▸ **TASK**: Go through the entries below and collect each line with the string "this" in it.

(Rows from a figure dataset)

━━━━

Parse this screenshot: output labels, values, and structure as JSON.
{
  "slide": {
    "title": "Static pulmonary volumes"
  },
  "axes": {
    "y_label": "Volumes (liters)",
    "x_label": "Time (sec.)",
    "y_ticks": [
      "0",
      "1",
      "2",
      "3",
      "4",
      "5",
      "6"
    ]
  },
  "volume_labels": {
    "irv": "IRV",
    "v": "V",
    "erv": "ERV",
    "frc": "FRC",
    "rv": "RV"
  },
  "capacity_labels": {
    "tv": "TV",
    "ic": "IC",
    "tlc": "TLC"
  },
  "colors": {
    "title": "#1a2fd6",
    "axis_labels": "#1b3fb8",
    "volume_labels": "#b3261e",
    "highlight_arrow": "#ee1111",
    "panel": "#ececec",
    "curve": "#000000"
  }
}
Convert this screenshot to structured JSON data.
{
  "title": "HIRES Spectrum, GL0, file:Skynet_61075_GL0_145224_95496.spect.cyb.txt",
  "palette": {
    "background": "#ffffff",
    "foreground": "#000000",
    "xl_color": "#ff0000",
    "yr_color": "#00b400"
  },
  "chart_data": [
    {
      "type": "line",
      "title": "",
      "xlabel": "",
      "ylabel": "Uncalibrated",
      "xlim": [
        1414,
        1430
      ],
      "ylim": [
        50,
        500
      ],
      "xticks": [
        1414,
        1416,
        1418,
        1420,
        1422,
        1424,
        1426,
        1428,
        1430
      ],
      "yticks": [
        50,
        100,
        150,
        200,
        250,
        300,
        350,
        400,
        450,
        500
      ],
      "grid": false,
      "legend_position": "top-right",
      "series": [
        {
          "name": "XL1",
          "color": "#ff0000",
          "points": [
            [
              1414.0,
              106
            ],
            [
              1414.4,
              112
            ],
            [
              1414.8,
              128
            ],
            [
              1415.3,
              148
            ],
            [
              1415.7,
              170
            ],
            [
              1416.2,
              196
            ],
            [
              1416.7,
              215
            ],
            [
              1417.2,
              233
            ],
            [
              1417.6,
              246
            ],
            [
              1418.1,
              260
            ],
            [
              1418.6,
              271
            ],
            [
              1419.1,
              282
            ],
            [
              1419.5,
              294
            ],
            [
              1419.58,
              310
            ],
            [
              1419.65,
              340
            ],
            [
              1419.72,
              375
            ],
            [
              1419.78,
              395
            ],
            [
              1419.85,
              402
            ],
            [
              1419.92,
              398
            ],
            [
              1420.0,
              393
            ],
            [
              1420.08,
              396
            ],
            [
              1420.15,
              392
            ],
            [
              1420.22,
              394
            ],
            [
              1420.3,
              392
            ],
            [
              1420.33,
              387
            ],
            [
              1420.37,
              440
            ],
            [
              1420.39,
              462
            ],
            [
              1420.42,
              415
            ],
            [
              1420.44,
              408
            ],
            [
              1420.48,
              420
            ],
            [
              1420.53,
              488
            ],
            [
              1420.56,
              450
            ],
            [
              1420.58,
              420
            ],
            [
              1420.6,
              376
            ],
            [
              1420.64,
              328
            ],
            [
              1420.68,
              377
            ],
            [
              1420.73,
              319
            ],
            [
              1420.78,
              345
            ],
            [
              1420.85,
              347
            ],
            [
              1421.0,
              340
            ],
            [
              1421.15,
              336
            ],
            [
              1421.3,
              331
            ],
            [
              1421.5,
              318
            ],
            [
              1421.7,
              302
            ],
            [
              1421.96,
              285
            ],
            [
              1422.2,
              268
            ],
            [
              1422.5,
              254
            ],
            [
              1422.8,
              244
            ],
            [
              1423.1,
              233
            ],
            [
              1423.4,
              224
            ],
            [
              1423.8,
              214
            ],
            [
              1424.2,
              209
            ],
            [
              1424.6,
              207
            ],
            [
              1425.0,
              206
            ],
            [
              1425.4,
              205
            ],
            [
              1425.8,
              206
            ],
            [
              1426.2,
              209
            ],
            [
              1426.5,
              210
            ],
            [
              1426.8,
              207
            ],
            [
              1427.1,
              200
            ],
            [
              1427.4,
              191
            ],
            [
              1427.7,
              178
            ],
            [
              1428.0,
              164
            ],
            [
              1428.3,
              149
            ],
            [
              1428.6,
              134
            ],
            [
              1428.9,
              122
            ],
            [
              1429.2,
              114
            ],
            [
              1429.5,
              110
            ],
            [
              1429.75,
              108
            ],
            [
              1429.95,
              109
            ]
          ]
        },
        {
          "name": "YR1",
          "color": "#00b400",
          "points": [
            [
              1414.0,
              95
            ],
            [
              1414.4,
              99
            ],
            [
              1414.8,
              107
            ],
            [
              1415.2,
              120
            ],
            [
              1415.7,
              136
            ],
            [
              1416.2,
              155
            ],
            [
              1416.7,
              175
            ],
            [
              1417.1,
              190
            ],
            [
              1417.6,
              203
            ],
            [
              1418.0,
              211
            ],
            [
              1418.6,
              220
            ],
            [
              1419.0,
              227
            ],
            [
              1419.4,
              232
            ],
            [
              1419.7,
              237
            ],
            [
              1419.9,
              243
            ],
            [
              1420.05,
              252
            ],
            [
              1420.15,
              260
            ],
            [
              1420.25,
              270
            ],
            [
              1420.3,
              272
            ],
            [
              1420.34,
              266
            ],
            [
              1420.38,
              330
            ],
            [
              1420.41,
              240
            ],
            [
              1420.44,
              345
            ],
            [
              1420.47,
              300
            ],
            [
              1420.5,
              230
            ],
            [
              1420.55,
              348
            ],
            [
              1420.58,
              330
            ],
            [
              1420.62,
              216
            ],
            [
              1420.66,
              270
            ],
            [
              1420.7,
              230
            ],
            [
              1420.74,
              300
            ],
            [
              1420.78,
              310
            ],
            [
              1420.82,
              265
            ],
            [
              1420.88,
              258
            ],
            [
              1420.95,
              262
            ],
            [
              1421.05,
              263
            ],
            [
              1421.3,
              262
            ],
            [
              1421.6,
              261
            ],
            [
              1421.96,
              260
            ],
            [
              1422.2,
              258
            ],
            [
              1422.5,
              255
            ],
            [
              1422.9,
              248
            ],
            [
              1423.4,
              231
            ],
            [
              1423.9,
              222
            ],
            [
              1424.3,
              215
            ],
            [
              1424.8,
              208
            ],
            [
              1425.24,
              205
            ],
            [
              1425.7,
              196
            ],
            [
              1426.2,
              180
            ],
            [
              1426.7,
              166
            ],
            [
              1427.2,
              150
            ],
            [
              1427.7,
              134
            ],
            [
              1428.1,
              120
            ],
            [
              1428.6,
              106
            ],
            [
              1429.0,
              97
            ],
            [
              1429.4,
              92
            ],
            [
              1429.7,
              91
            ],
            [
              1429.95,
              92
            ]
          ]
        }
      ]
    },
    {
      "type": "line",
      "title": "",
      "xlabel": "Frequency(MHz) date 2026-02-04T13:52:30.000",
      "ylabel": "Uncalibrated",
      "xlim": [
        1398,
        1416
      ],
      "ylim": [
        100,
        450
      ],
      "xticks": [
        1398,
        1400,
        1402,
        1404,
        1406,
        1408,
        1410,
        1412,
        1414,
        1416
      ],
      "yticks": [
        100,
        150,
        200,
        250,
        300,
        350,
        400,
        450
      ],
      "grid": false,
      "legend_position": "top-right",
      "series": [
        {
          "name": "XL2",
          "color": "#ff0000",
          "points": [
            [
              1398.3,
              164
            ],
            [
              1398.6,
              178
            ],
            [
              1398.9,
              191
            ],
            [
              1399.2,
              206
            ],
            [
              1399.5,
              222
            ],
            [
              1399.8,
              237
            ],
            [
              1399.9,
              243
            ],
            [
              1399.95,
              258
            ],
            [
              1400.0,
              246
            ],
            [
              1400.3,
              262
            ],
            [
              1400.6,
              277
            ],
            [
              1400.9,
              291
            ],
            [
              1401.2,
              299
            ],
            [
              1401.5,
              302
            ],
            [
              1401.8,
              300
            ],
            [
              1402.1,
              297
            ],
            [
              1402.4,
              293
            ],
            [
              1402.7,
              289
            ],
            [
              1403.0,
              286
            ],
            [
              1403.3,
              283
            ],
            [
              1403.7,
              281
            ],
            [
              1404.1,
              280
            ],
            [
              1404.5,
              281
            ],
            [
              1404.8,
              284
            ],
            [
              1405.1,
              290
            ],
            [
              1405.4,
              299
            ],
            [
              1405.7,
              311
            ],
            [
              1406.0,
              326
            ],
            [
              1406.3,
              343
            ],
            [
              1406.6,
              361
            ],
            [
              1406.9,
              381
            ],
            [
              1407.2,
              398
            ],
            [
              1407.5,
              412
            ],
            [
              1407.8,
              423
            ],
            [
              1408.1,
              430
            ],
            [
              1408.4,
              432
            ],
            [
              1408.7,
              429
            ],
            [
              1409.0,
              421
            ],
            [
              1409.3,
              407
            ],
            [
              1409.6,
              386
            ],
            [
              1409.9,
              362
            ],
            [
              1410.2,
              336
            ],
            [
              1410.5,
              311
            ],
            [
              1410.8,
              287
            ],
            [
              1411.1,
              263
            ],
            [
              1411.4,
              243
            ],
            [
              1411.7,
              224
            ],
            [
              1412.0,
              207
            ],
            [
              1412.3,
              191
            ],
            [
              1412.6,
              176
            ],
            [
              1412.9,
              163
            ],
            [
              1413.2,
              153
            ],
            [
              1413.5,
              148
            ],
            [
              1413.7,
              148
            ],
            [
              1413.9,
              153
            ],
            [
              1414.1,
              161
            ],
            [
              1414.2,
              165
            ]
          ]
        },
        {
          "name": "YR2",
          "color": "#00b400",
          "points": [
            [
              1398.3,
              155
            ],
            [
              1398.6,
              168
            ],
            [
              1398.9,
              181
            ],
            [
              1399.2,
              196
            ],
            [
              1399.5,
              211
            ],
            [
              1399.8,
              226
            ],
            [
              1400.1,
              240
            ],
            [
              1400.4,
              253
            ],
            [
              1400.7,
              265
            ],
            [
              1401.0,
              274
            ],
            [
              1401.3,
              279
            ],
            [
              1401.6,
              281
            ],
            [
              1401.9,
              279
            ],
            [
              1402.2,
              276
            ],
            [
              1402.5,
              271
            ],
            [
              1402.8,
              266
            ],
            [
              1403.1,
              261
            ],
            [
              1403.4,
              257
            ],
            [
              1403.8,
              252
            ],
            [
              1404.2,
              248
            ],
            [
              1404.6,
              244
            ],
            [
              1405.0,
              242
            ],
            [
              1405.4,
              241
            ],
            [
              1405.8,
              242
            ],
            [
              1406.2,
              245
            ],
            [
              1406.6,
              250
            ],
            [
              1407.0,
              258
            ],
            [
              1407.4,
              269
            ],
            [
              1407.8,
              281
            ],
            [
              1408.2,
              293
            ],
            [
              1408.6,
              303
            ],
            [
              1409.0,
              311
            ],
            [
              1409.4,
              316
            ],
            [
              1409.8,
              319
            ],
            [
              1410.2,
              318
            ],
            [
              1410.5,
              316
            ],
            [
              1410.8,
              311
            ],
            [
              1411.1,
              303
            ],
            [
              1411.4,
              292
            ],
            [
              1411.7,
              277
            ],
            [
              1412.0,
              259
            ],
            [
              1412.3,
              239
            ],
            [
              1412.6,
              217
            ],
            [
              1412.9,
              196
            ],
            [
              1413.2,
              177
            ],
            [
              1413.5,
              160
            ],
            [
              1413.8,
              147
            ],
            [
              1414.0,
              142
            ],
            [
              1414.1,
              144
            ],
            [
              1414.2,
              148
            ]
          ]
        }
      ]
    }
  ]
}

━━━━

▸ **TASK OUTPUT**:
Parse this screenshot: output labels, values, and structure as JSON.
Convert this screenshot to structured JSON data.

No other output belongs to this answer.